Items from a dataset:
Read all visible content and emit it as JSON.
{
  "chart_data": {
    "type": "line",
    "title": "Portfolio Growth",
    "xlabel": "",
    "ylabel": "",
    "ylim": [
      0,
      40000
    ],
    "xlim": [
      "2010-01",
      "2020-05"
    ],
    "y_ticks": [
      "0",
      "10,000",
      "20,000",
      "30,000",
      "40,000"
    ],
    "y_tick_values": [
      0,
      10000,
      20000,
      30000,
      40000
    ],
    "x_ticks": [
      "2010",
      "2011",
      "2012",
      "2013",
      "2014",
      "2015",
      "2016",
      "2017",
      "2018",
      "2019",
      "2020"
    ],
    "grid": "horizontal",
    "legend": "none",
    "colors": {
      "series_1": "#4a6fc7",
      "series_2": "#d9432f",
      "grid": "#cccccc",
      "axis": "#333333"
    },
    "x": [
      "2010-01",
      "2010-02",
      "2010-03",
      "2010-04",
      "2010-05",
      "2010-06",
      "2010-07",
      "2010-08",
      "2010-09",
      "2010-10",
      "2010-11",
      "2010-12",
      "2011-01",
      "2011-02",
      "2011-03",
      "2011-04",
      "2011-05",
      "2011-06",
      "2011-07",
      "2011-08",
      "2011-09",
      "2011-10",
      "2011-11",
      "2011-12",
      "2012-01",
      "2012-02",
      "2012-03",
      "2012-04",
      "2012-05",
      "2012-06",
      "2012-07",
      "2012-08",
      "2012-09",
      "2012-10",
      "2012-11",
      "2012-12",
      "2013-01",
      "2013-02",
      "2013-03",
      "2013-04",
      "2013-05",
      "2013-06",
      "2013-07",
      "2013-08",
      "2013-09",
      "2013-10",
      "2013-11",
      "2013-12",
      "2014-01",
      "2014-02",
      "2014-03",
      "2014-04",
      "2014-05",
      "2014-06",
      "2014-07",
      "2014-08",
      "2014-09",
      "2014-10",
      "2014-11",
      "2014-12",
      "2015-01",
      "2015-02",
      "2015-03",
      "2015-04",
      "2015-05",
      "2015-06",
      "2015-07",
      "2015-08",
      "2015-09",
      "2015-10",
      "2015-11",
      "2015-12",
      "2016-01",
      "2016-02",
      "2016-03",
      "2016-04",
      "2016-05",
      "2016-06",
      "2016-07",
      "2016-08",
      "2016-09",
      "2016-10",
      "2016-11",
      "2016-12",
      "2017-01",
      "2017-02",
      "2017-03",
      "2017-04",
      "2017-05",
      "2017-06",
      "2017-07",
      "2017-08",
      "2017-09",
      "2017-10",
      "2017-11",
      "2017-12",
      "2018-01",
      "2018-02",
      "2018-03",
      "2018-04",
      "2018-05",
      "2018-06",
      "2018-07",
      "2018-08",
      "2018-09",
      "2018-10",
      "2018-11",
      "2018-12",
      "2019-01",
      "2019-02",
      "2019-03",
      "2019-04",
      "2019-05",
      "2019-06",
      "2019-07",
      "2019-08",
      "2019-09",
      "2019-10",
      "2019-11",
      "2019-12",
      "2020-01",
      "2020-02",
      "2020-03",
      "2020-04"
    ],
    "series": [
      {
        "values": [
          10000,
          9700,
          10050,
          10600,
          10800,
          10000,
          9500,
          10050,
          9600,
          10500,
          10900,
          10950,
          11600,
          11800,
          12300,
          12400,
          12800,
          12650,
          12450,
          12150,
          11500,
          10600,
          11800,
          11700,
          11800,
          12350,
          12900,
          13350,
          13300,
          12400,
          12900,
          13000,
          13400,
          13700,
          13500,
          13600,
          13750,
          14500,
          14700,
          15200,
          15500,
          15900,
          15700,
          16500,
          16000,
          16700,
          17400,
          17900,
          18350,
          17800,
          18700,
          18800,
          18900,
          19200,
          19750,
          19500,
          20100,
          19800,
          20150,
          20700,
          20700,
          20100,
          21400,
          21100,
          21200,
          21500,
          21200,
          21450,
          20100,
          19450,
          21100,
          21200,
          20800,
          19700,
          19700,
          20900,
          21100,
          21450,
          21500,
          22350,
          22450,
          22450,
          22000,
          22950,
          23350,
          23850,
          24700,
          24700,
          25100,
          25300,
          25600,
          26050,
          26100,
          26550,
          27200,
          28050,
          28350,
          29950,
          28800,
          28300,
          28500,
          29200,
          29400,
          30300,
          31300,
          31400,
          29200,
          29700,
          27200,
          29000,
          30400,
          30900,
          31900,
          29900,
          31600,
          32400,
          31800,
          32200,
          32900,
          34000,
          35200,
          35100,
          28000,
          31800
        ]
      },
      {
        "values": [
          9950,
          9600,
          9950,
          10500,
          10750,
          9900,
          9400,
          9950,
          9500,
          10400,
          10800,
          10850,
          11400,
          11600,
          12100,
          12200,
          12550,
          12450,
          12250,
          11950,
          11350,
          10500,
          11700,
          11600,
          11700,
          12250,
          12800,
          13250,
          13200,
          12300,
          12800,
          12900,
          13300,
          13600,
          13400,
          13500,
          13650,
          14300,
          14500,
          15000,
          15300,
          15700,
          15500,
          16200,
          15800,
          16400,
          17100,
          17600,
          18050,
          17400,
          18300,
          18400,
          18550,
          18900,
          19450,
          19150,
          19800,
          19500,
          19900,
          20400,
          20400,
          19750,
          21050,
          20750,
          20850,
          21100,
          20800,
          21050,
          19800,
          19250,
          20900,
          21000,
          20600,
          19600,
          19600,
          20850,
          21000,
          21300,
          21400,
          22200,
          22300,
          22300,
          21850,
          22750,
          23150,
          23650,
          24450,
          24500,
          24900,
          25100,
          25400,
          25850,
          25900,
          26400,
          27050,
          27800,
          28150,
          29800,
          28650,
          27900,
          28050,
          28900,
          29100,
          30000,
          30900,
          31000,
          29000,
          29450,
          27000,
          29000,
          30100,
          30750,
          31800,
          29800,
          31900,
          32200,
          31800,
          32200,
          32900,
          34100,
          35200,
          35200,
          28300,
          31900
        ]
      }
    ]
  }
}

### INSTRUCTIONS TO FOLLOW
Print every entry exactly as written.

### RESPONSE TO THIS TASK
Read all visible content and emit it as JSON.
{
  "chart_data": {
    "type": "line",
    "title": "Portfolio Growth",
    "xlabel": "",
    "ylabel": "",
    "ylim": [
      0,
      40000
    ],
    "xlim": [
      "2010-01",
      "2020-05"
    ],
    "y_ticks": [
      "0",
      "10,000",
      "20,000",
      "30,000",
      "40,000"
    ],
    "y_tick_values": [
      0,
      10000,
      20000,
      30000,
      40000
    ],
    "x_ticks": [
      "2010",
      "2011",
      "2012",
      "2013",
      "2014",
      "2015",
      "2016",
      "2017",
      "2018",
      "2019",
      "2020"
    ],
    "grid": "horizontal",
    "legend": "none",
    "colors": {
      "series_1": "#4a6fc7",
      "series_2": "#d9432f",
      "grid": "#cccccc",
      "axis": "#333333"
    },
    "x": [
      "2010-01",
      "2010-02",
      "2010-03",
      "2010-04",
      "2010-05",
      "2010-06",
      "2010-07",
      "2010-08",
      "2010-09",
      "2010-10",
      "2010-11",
      "2010-12",
      "2011-01",
      "2011-02",
      "2011-03",
      "2011-04",
      "2011-05",
      "2011-06",
      "2011-07",
      "2011-08",
      "2011-09",
      "2011-10",
      "2011-11",
      "2011-12",
      "2012-01",
      "2012-02",
      "2012-03",
      "2012-04",
      "2012-05",
      "2012-06",
      "2012-07",
      "2012-08",
      "2012-09",
      "2012-10",
      "2012-11",
      "2012-12",
      "2013-01",
      "2013-02",
      "2013-03",
      "2013-04",
      "2013-05",
      "2013-06",
      "2013-07",
      "2013-08",
      "2013-09",
      "2013-10",
      "2013-11",
      "2013-12",
      "2014-01",
      "2014-02",
      "2014-03",
      "2014-04",
      "2014-05",
      "2014-06",
      "2014-07",
      "2014-08",
      "2014-09",
      "2014-10",
      "2014-11",
      "2014-12",
      "2015-01",
      "2015-02",
      "2015-03",
      "2015-04",
      "2015-05",
      "2015-06",
      "2015-07",
      "2015-08",
      "2015-09",
      "2015-10",
      "2015-11",
      "2015-12",
      "2016-01",
      "2016-02",
      "2016-03",
      "2016-04",
      "2016-05",
      "2016-06",
      "2016-07",
      "2016-08",
      "2016-09",
      "2016-10",
      "2016-11",
      "2016-12",
      "2017-01",
      "2017-02",
      "2017-03",
      "2017-04",
      "2017-05",
      "2017-06",
      "2017-07",
      "2017-08",
      "2017-09",
      "2017-10",
      "2017-11",
      "2017-12",
      "2018-01",
      "2018-02",
      "2018-03",
      "2018-04",
      "2018-05",
      "2018-06",
      "2018-07",
      "2018-08",
      "2018-09",
      "2018-10",
      "2018-11",
      "2018-12",
      "2019-01",
      "2019-02",
      "2019-03",
      "2019-04",
      "2019-05",
      "2019-06",
      "2019-07",
      "2019-08",
      "2019-09",
      "2019-10",
      "2019-11",
      "2019-12",
      "2020-01",
      "2020-02",
      "2020-03",
      "2020-04"
    ],
    "series": [
      {
        "values": [
          10000,
          9700,
          10050,
          10600,
          10800,
          10000,
          9500,
          10050,
          9600,
          10500,
          10900,
          10950,
          11600,
          11800,
          12300,
          12400,
          12800,
          12650,
          12450,
          12150,
          11500,
          10600,
          11800,
          11700,
          11800,
          12350,
          12900,
          13350,
          13300,
          12400,
          12900,
          13000,
          13400,
          13700,
          13500,
          13600,
          13750,
          14500,
          14700,
          15200,
          15500,
          15900,
          15700,
          16500,
          16000,
          16700,
          17400,
          17900,
          18350,
          17800,
          18700,
          18800,
          18900,
          19200,
          19750,
          19500,
          20100,
          19800,
          20150,
          20700,
          20700,
          20100,
          21400,
          21100,
          21200,
          21500,
          21200,
          21450,
          20100,
          19450,
          21100,
          21200,
          20800,
          19700,
          19700,
          20900,
          21100,
          21450,
          21500,
          22350,
          22450,
          22450,
          22000,
          22950,
          23350,
          23850,
          24700,
          24700,
          25100,
          25300,
          25600,
          26050,
          26100,
          26550,
          27200,
          28050,
          28350,
          29950,
          28800,
          28300,
          28500,
          29200,
          29400,
          30300,
          31300,
          31400,
          29200,
          29700,
          27200,
          29000,
          30400,
          30900,
          31900,
          29900,
          31600,
          32400,
          31800,
          32200,
          32900,
          34000,
          35200,
          35100,
          28000,
          31800
        ]
      },
      {
        "values": [
          9950,
          9600,
          9950,
          10500,
          10750,
          9900,
          9400,
          9950,
          9500,
          10400,
          10800,
          10850,
          11400,
          11600,
          12100,
          12200,
          12550,
          12450,
          12250,
          11950,
          11350,
          10500,
          11700,
          11600,
          11700,
          12250,
          12800,
          13250,
          13200,
          12300,
          12800,
          12900,
          13300,
          13600,
          13400,
          13500,
          13650,
          14300,
          14500,
          15000,
          15300,
          15700,
          15500,
          16200,
          15800,
          16400,
          17100,
          17600,
          18050,
          17400,
          18300,
          18400,
          18550,
          18900,
          19450,
          19150,
          19800,
          19500,
          19900,
          20400,
          20400,
          19750,
          21050,
          20750,
          20850,
          21100,
          20800,
          21050,
          19800,
          19250,
          20900,
          21000,
          20600,
          19600,
          19600,
          20850,
          21000,
          21300,
          21400,
          22200,
          22300,
          22300,
          21850,
          22750,
          23150,
          23650,
          24450,
          24500,
          24900,
          25100,
          25400,
          25850,
          25900,
          26400,
          27050,
          27800,
          28150,
          29800,
          28650,
          27900,
          28050,
          28900,
          29100,
          30000,
          30900,
          31000,
          29000,
          29450,
          27000,
          29000,
          30100,
          30750,
          31800,
          29800,
          31900,
          32200,
          31800,
          32200,
          32900,
          34100,
          35200,
          35200,
          28300,
          31900
        ]
      }
    ]
  }
}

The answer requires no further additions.